> _Short problem_
Find all lines in the listing that include the word "name", then copy them.

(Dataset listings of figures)
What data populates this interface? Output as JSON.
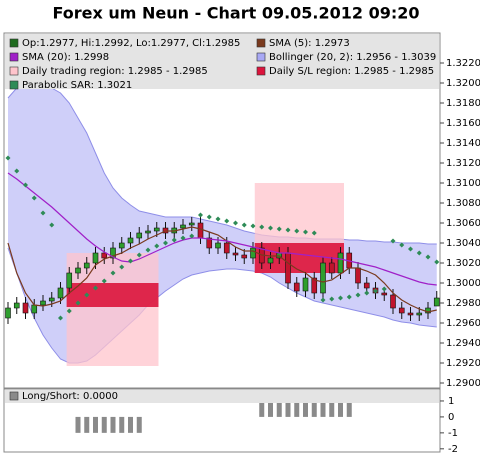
{
  "chart_data": [
    {
      "type": "candlestick",
      "title": "Forex um Neun - Chart 09.05.2012 09:20",
      "name": "Op:1.2977, Hi:1.2992, Lo:1.2977, Cl:1.2985",
      "color": "#1f6b1f",
      "up_color": "#2e9e2e",
      "down_color": "#c0142c",
      "open": [
        1.2965,
        1.2975,
        1.298,
        1.297,
        1.2978,
        1.2982,
        1.2985,
        1.2995,
        1.301,
        1.3015,
        1.302,
        1.303,
        1.3025,
        1.3035,
        1.304,
        1.3045,
        1.305,
        1.3052,
        1.3055,
        1.305,
        1.3055,
        1.3058,
        1.306,
        1.3045,
        1.3035,
        1.304,
        1.303,
        1.3028,
        1.3025,
        1.3035,
        1.302,
        1.3025,
        1.303,
        1.3,
        1.2992,
        1.3005,
        1.299,
        1.302,
        1.301,
        1.303,
        1.3015,
        1.3,
        1.2995,
        1.299,
        1.2988,
        1.2975,
        1.297,
        1.2968,
        1.297,
        1.2977
      ],
      "high": [
        1.2981,
        1.2986,
        1.2986,
        1.2984,
        1.2988,
        1.2991,
        1.3001,
        1.3016,
        1.3021,
        1.3026,
        1.3036,
        1.3036,
        1.3041,
        1.3046,
        1.3051,
        1.3056,
        1.3058,
        1.3061,
        1.3061,
        1.3061,
        1.3064,
        1.3066,
        1.3066,
        1.3051,
        1.3046,
        1.3046,
        1.3036,
        1.3034,
        1.3041,
        1.3041,
        1.3031,
        1.3036,
        1.3036,
        1.3006,
        1.3011,
        1.3011,
        1.3026,
        1.3026,
        1.3036,
        1.3036,
        1.3021,
        1.3006,
        1.3001,
        1.2996,
        1.2994,
        1.2981,
        1.2976,
        1.2976,
        1.2981,
        1.2992
      ],
      "low": [
        1.2959,
        1.2969,
        1.2964,
        1.2964,
        1.2972,
        1.2976,
        1.2979,
        1.2989,
        1.3004,
        1.3009,
        1.3014,
        1.3019,
        1.3019,
        1.3029,
        1.3034,
        1.3039,
        1.3044,
        1.3046,
        1.3044,
        1.3044,
        1.3049,
        1.3052,
        1.3039,
        1.3029,
        1.3029,
        1.3024,
        1.3022,
        1.3019,
        1.3019,
        1.3014,
        1.3014,
        1.3019,
        1.2994,
        1.2986,
        1.2986,
        1.2984,
        1.2984,
        1.3004,
        1.3004,
        1.3009,
        1.2994,
        1.2989,
        1.2984,
        1.2982,
        1.2969,
        1.2964,
        1.2962,
        1.2962,
        1.2964,
        1.2977
      ],
      "close": [
        1.2975,
        1.298,
        1.297,
        1.2978,
        1.2982,
        1.2985,
        1.2995,
        1.301,
        1.3015,
        1.302,
        1.303,
        1.3025,
        1.3035,
        1.304,
        1.3045,
        1.305,
        1.3052,
        1.3055,
        1.305,
        1.3055,
        1.3058,
        1.306,
        1.3045,
        1.3035,
        1.304,
        1.303,
        1.3028,
        1.3025,
        1.3035,
        1.302,
        1.3025,
        1.303,
        1.3,
        1.2992,
        1.3005,
        1.299,
        1.302,
        1.301,
        1.303,
        1.3015,
        1.3,
        1.2995,
        1.299,
        1.2988,
        1.2975,
        1.297,
        1.2968,
        1.297,
        1.2975,
        1.2985
      ],
      "overlays": [
        {
          "name": "SMA (5): 1.2973",
          "color": "#7a3a1e",
          "values": [
            1.304,
            1.301,
            1.299,
            1.2978,
            1.2977,
            1.2979,
            1.2982,
            1.299,
            1.2997,
            1.3005,
            1.3018,
            1.3024,
            1.3027,
            1.303,
            1.3035,
            1.3039,
            1.3044,
            1.3048,
            1.3052,
            1.3052,
            1.3054,
            1.3056,
            1.3054,
            1.3051,
            1.3048,
            1.3042,
            1.3036,
            1.3032,
            1.3032,
            1.3028,
            1.3027,
            1.3027,
            1.302,
            1.3014,
            1.301,
            1.3003,
            1.3001,
            1.3003,
            1.3009,
            1.3015,
            1.3015,
            1.3012,
            1.3008,
            1.3,
            1.299,
            1.2983,
            1.2978,
            1.2974,
            1.2971,
            1.2973
          ]
        },
        {
          "name": "SMA (20): 1.2998",
          "color": "#a020c8",
          "values": [
            1.311,
            1.3104,
            1.3097,
            1.309,
            1.3083,
            1.3076,
            1.3068,
            1.306,
            1.3052,
            1.3044,
            1.3037,
            1.3031,
            1.3026,
            1.3022,
            1.3021,
            1.3024,
            1.3028,
            1.3032,
            1.3036,
            1.304,
            1.3043,
            1.3045,
            1.3045,
            1.3044,
            1.3043,
            1.3042,
            1.304,
            1.3038,
            1.3036,
            1.3034,
            1.3032,
            1.303,
            1.303,
            1.3029,
            1.3028,
            1.3027,
            1.3026,
            1.3025,
            1.3024,
            1.3022,
            1.302,
            1.3018,
            1.3016,
            1.3013,
            1.301,
            1.3007,
            1.3004,
            1.3001,
            1.2999,
            1.2998
          ]
        }
      ],
      "band": {
        "name": "Bollinger (20, 2): 1.2956 - 1.3039",
        "color": "#a8a8f4",
        "upper": [
          1.3185,
          1.3195,
          1.32,
          1.32,
          1.32,
          1.3195,
          1.319,
          1.318,
          1.3165,
          1.315,
          1.313,
          1.311,
          1.3095,
          1.3085,
          1.3078,
          1.3072,
          1.307,
          1.3068,
          1.3066,
          1.3066,
          1.3066,
          1.3066,
          1.3064,
          1.3062,
          1.306,
          1.3058,
          1.3055,
          1.3052,
          1.305,
          1.3048,
          1.3047,
          1.3046,
          1.3046,
          1.3045,
          1.3045,
          1.3044,
          1.3044,
          1.3044,
          1.3044,
          1.3043,
          1.3043,
          1.3042,
          1.3042,
          1.3041,
          1.3041,
          1.304,
          1.304,
          1.304,
          1.3039,
          1.3039
        ],
        "lower": [
          1.3035,
          1.301,
          1.2985,
          1.2965,
          1.2948,
          1.2935,
          1.2924,
          1.292,
          1.292,
          1.2922,
          1.2928,
          1.2936,
          1.2944,
          1.2952,
          1.296,
          1.2968,
          1.2978,
          1.2985,
          1.2992,
          1.2998,
          1.3004,
          1.3008,
          1.301,
          1.3012,
          1.3013,
          1.3014,
          1.3014,
          1.3013,
          1.3012,
          1.301,
          1.3006,
          1.3,
          1.2995,
          1.299,
          1.2986,
          1.2982,
          1.298,
          1.2978,
          1.2976,
          1.2974,
          1.2972,
          1.297,
          1.2968,
          1.2966,
          1.2963,
          1.2961,
          1.296,
          1.2958,
          1.2957,
          1.2956
        ]
      },
      "regions": [
        {
          "name": "Daily trading region: 1.2985 - 1.2985",
          "color": "#ffc4cc",
          "areas": [
            {
              "x": [
                6.7,
                17.2
              ],
              "y": [
                1.2917,
                1.303
              ]
            },
            {
              "x": [
                28.2,
                38.4
              ],
              "y": [
                1.301,
                1.31
              ]
            }
          ]
        },
        {
          "name": "Daily S/L region: 1.2985 - 1.2985",
          "color": "#dc143c",
          "areas": [
            {
              "x": [
                6.7,
                17.2
              ],
              "y": [
                1.2976,
                1.3
              ]
            },
            {
              "x": [
                28.2,
                38.4
              ],
              "y": [
                1.301,
                1.304
              ]
            }
          ]
        }
      ],
      "sar": {
        "name": "Parabolic SAR: 1.3021",
        "color": "#2e8b57",
        "values": [
          1.3125,
          1.3112,
          1.3098,
          1.3085,
          1.307,
          1.3058,
          1.2965,
          1.2972,
          1.298,
          1.2988,
          1.2995,
          1.3002,
          1.301,
          1.3016,
          1.3022,
          1.3028,
          1.3033,
          1.3037,
          1.304,
          1.3043,
          1.3045,
          1.3047,
          1.3068,
          1.3066,
          1.3064,
          1.3062,
          1.306,
          1.3058,
          1.3057,
          1.3056,
          1.3055,
          1.3054,
          1.3053,
          1.3052,
          1.3051,
          1.305,
          1.2983,
          1.2984,
          1.2985,
          1.2986,
          1.2988,
          1.299,
          1.2992,
          1.2994,
          1.3042,
          1.3038,
          1.3034,
          1.303,
          1.3026,
          1.3021
        ]
      },
      "ylim": [
        1.2895,
        1.325
      ],
      "yticks": [
        {
          "value": 1.29,
          "label": "1.2900"
        },
        {
          "value": 1.292,
          "label": "1.2920"
        },
        {
          "value": 1.294,
          "label": "1.2940"
        },
        {
          "value": 1.296,
          "label": "1.2960"
        },
        {
          "value": 1.298,
          "label": "1.2980"
        },
        {
          "value": 1.3,
          "label": "1.3000"
        },
        {
          "value": 1.302,
          "label": "1.3020"
        },
        {
          "value": 1.304,
          "label": "1.3040"
        },
        {
          "value": 1.306,
          "label": "1.3060"
        },
        {
          "value": 1.308,
          "label": "1.3080"
        },
        {
          "value": 1.31,
          "label": "1.3100"
        },
        {
          "value": 1.312,
          "label": "1.3120"
        },
        {
          "value": 1.314,
          "label": "1.3140"
        },
        {
          "value": 1.316,
          "label": "1.3160"
        },
        {
          "value": 1.318,
          "label": "1.3180"
        },
        {
          "value": 1.32,
          "label": "1.3200"
        },
        {
          "value": 1.322,
          "label": "1.3220"
        }
      ]
    },
    {
      "type": "bar",
      "name": "Long/Short: 0.0000",
      "color": "#8a8a8a",
      "values": [
        0,
        0,
        0,
        0,
        0,
        0,
        0,
        0,
        -1,
        -1,
        -1,
        -1,
        -1,
        -1,
        -1,
        -1,
        0,
        0,
        0,
        0,
        0,
        0,
        0,
        0,
        0,
        0,
        0,
        0,
        0,
        1,
        1,
        1,
        1,
        1,
        1,
        1,
        1,
        1,
        1,
        1,
        0,
        0,
        0,
        0,
        0,
        0,
        0,
        0,
        0,
        0
      ],
      "ylim": [
        -2.2,
        1.75
      ],
      "yticks": [
        1,
        0,
        -1,
        -2
      ]
    }
  ]
}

> _Exercise solution_
      "name": "Op:1.2977, Hi:1.2992, Lo:1.2977, Cl:1.2985",
          "name": "SMA (5): 1.2973",
          "name": "SMA (20): 1.2998",
        "name": "Bollinger (20, 2): 1.2956 - 1.3039",
          "name": "Daily trading region: 1.2985 - 1.2985",
          "name": "Daily S/L region: 1.2985 - 1.2985",
        "name": "Parabolic SAR: 1.3021",
      "name": "Long/Short: 0.0000",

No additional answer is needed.